— Required work —
Pictures in the data below are not part of the copy; transcribe everything else exactly.

Data records
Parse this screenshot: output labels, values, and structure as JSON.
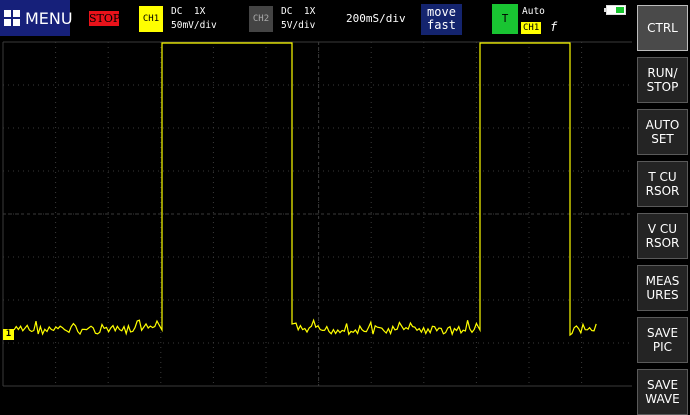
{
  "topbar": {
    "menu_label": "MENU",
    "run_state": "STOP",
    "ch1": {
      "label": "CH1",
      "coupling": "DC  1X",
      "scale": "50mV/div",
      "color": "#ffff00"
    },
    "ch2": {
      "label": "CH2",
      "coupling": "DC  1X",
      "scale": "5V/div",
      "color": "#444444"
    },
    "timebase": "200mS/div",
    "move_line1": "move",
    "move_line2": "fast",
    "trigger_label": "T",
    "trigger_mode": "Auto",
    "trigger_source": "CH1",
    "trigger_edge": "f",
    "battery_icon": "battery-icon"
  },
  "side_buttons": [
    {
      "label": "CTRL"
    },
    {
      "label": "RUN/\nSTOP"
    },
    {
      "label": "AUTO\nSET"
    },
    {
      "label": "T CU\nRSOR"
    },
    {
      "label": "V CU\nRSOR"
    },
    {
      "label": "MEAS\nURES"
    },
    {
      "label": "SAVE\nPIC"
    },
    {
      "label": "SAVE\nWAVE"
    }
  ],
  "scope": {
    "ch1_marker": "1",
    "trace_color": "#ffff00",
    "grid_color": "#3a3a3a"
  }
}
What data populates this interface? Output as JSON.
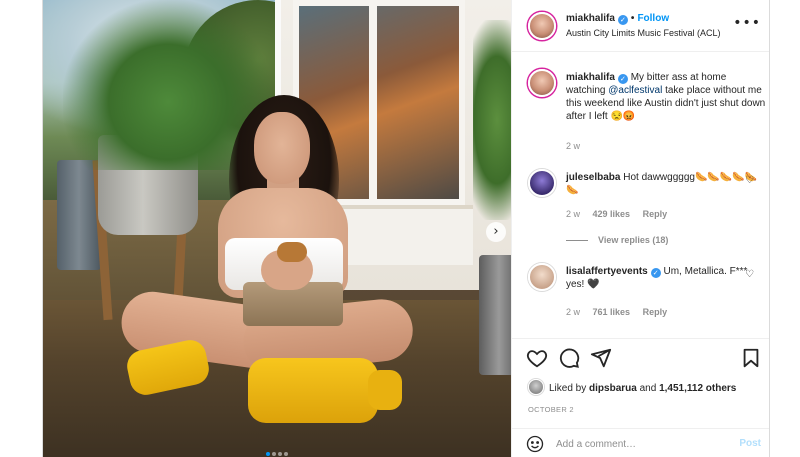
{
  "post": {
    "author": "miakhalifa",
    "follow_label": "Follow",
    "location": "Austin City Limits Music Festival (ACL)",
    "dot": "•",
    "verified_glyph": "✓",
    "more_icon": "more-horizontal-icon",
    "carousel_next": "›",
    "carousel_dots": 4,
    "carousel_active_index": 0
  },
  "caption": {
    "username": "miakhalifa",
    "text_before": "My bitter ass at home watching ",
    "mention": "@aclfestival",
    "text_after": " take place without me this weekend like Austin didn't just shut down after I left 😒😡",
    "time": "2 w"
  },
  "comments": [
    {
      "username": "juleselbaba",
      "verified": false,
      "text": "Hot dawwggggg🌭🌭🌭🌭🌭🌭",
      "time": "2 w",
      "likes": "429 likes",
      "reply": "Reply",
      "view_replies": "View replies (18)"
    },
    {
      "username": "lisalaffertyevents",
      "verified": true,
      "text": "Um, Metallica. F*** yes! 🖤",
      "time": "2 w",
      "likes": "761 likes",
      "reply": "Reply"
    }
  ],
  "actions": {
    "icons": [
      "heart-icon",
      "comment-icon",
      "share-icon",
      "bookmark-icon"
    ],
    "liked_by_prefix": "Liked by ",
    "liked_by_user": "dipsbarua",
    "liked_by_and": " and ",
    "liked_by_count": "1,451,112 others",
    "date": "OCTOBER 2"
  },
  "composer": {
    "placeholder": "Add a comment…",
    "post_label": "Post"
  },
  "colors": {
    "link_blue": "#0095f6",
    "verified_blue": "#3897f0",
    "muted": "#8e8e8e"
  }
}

— Written reply —
Parse this screenshot: output labels, values, and structure as JSON.
{
  "topbar": {
    "menu_label": "MENU",
    "run_state": "STOP",
    "ch1": {
      "label": "CH1",
      "coupling": "DC  1X",
      "scale": "50mV/div",
      "color": "#ffff00"
    },
    "ch2": {
      "label": "CH2",
      "coupling": "DC  1X",
      "scale": "5V/div",
      "color": "#444444"
    },
    "timebase": "200mS/div",
    "move_line1": "move",
    "move_line2": "fast",
    "trigger_label": "T",
    "trigger_mode": "Auto",
    "trigger_source": "CH1",
    "trigger_edge": "f",
    "battery_icon": "battery-icon"
  },
  "side_buttons": [
    {
      "label": "CTRL"
    },
    {
      "label": "RUN/\nSTOP"
    },
    {
      "label": "AUTO\nSET"
    },
    {
      "label": "T CU\nRSOR"
    },
    {
      "label": "V CU\nRSOR"
    },
    {
      "label": "MEAS\nURES"
    },
    {
      "label": "SAVE\nPIC"
    },
    {
      "label": "SAVE\nWAVE"
    }
  ],
  "scope": {
    "ch1_marker": "1",
    "trace_color": "#ffff00",
    "grid_color": "#3a3a3a"
  }
}
What data populates this interface? Output as JSON.
{
  "post": {
    "author": "miakhalifa",
    "follow_label": "Follow",
    "location": "Austin City Limits Music Festival (ACL)",
    "dot": "•",
    "verified_glyph": "✓",
    "more_icon": "more-horizontal-icon",
    "carousel_next": "›",
    "carousel_dots": 4,
    "carousel_active_index": 0
  },
  "caption": {
    "username": "miakhalifa",
    "text_before": "My bitter ass at home watching ",
    "mention": "@aclfestival",
    "text_after": " take place without me this weekend like Austin didn't just shut down after I left 😒😡",
    "time": "2 w"
  },
  "comments": [
    {
      "username": "juleselbaba",
      "verified": false,
      "text": "Hot dawwggggg🌭🌭🌭🌭🌭🌭",
      "time": "2 w",
      "likes": "429 likes",
      "reply": "Reply",
      "view_replies": "View replies (18)"
    },
    {
      "username": "lisalaffertyevents",
      "verified": true,
      "text": "Um, Metallica. F*** yes! 🖤",
      "time": "2 w",
      "likes": "761 likes",
      "reply": "Reply"
    }
  ],
  "actions": {
    "icons": [
      "heart-icon",
      "comment-icon",
      "share-icon",
      "bookmark-icon"
    ],
    "liked_by_prefix": "Liked by ",
    "liked_by_user": "dipsbarua",
    "liked_by_and": " and ",
    "liked_by_count": "1,451,112 others",
    "date": "OCTOBER 2"
  },
  "composer": {
    "placeholder": "Add a comment…",
    "post_label": "Post"
  },
  "colors": {
    "link_blue": "#0095f6",
    "verified_blue": "#3897f0",
    "muted": "#8e8e8e"
  }
}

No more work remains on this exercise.